Repeat the records below exactly, leaving out every picture.
- - - - -
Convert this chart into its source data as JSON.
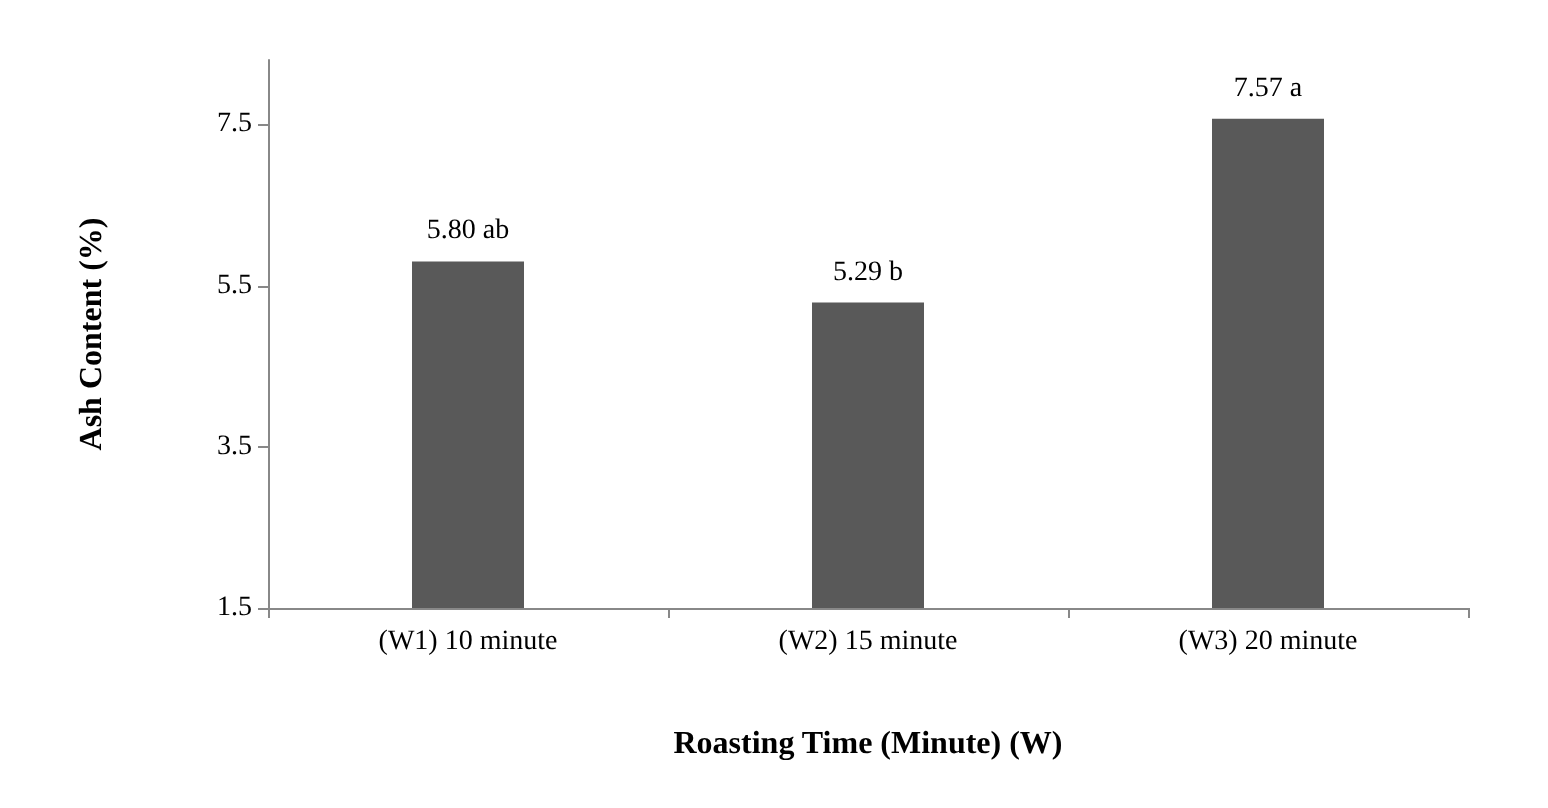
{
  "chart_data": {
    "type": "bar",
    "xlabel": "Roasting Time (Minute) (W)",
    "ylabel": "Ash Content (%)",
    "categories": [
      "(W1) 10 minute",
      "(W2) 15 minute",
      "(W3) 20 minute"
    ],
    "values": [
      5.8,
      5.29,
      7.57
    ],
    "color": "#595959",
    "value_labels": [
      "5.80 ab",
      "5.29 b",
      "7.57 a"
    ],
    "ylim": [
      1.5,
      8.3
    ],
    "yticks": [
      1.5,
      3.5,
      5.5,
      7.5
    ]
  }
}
- - - - -
* **Result of the exercise**
Convert this chart into its source data as JSON.
{
  "chart_data": {
    "type": "bar",
    "xlabel": "Roasting Time (Minute) (W)",
    "ylabel": "Ash Content (%)",
    "categories": [
      "(W1) 10 minute",
      "(W2) 15 minute",
      "(W3) 20 minute"
    ],
    "values": [
      5.8,
      5.29,
      7.57
    ],
    "color": "#595959",
    "value_labels": [
      "5.80 ab",
      "5.29 b",
      "7.57 a"
    ],
    "ylim": [
      1.5,
      8.3
    ],
    "yticks": [
      1.5,
      3.5,
      5.5,
      7.5
    ]
  }
}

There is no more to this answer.